***** Supplied material

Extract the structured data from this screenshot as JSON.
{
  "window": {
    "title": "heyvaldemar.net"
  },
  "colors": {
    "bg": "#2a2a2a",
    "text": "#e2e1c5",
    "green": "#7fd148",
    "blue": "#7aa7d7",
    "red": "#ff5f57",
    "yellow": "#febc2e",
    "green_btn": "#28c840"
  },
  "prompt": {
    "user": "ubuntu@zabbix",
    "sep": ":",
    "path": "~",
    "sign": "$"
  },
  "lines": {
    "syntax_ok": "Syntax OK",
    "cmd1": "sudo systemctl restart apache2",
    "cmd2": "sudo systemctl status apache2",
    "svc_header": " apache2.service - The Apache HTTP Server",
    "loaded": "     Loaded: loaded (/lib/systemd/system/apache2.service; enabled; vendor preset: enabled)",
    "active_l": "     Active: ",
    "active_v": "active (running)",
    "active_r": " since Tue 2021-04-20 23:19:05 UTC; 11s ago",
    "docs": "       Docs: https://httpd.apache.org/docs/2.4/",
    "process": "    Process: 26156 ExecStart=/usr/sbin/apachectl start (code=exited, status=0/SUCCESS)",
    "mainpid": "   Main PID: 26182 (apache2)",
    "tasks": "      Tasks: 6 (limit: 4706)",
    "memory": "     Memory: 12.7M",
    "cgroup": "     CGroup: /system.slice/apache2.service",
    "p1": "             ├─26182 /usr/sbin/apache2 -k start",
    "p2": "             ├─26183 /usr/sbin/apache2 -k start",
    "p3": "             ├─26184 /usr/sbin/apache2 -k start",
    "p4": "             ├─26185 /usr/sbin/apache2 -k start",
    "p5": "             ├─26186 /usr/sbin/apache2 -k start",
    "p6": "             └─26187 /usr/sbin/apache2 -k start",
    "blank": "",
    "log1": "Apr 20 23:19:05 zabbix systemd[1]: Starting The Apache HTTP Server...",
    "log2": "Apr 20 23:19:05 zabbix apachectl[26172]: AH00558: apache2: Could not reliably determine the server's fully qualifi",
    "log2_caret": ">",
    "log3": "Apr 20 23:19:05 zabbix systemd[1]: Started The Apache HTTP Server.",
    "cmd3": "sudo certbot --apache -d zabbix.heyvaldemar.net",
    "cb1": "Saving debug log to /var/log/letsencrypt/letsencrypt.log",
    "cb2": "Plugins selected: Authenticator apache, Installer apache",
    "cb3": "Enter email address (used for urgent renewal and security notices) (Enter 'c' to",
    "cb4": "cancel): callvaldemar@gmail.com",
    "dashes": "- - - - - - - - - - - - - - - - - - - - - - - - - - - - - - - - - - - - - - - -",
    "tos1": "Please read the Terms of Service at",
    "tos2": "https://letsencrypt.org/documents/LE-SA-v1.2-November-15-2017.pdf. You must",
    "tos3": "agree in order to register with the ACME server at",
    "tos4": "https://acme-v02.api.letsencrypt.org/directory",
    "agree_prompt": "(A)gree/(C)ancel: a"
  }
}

**********

> Stated task: Reproduce all data above, unchanged.

> Written solution:
Extract the structured data from this screenshot as JSON.
{
  "window": {
    "title": "heyvaldemar.net"
  },
  "colors": {
    "bg": "#2a2a2a",
    "text": "#e2e1c5",
    "green": "#7fd148",
    "blue": "#7aa7d7",
    "red": "#ff5f57",
    "yellow": "#febc2e",
    "green_btn": "#28c840"
  },
  "prompt": {
    "user": "ubuntu@zabbix",
    "sep": ":",
    "path": "~",
    "sign": "$"
  },
  "lines": {
    "syntax_ok": "Syntax OK",
    "cmd1": "sudo systemctl restart apache2",
    "cmd2": "sudo systemctl status apache2",
    "svc_header": " apache2.service - The Apache HTTP Server",
    "loaded": "     Loaded: loaded (/lib/systemd/system/apache2.service; enabled; vendor preset: enabled)",
    "active_l": "     Active: ",
    "active_v": "active (running)",
    "active_r": " since Tue 2021-04-20 23:19:05 UTC; 11s ago",
    "docs": "       Docs: https://httpd.apache.org/docs/2.4/",
    "process": "    Process: 26156 ExecStart=/usr/sbin/apachectl start (code=exited, status=0/SUCCESS)",
    "mainpid": "   Main PID: 26182 (apache2)",
    "tasks": "      Tasks: 6 (limit: 4706)",
    "memory": "     Memory: 12.7M",
    "cgroup": "     CGroup: /system.slice/apache2.service",
    "p1": "             ├─26182 /usr/sbin/apache2 -k start",
    "p2": "             ├─26183 /usr/sbin/apache2 -k start",
    "p3": "             ├─26184 /usr/sbin/apache2 -k start",
    "p4": "             ├─26185 /usr/sbin/apache2 -k start",
    "p5": "             ├─26186 /usr/sbin/apache2 -k start",
    "p6": "             └─26187 /usr/sbin/apache2 -k start",
    "blank": "",
    "log1": "Apr 20 23:19:05 zabbix systemd[1]: Starting The Apache HTTP Server...",
    "log2": "Apr 20 23:19:05 zabbix apachectl[26172]: AH00558: apache2: Could not reliably determine the server's fully qualifi",
    "log2_caret": ">",
    "log3": "Apr 20 23:19:05 zabbix systemd[1]: Started The Apache HTTP Server.",
    "cmd3": "sudo certbot --apache -d zabbix.heyvaldemar.net",
    "cb1": "Saving debug log to /var/log/letsencrypt/letsencrypt.log",
    "cb2": "Plugins selected: Authenticator apache, Installer apache",
    "cb3": "Enter email address (used for urgent renewal and security notices) (Enter 'c' to",
    "cb4": "cancel): callvaldemar@gmail.com",
    "dashes": "- - - - - - - - - - - - - - - - - - - - - - - - - - - - - - - - - - - - - - - -",
    "tos1": "Please read the Terms of Service at",
    "tos2": "https://letsencrypt.org/documents/LE-SA-v1.2-November-15-2017.pdf. You must",
    "tos3": "agree in order to register with the ACME server at",
    "tos4": "https://acme-v02.api.letsencrypt.org/directory",
    "agree_prompt": "(A)gree/(C)ancel: a"
  }
}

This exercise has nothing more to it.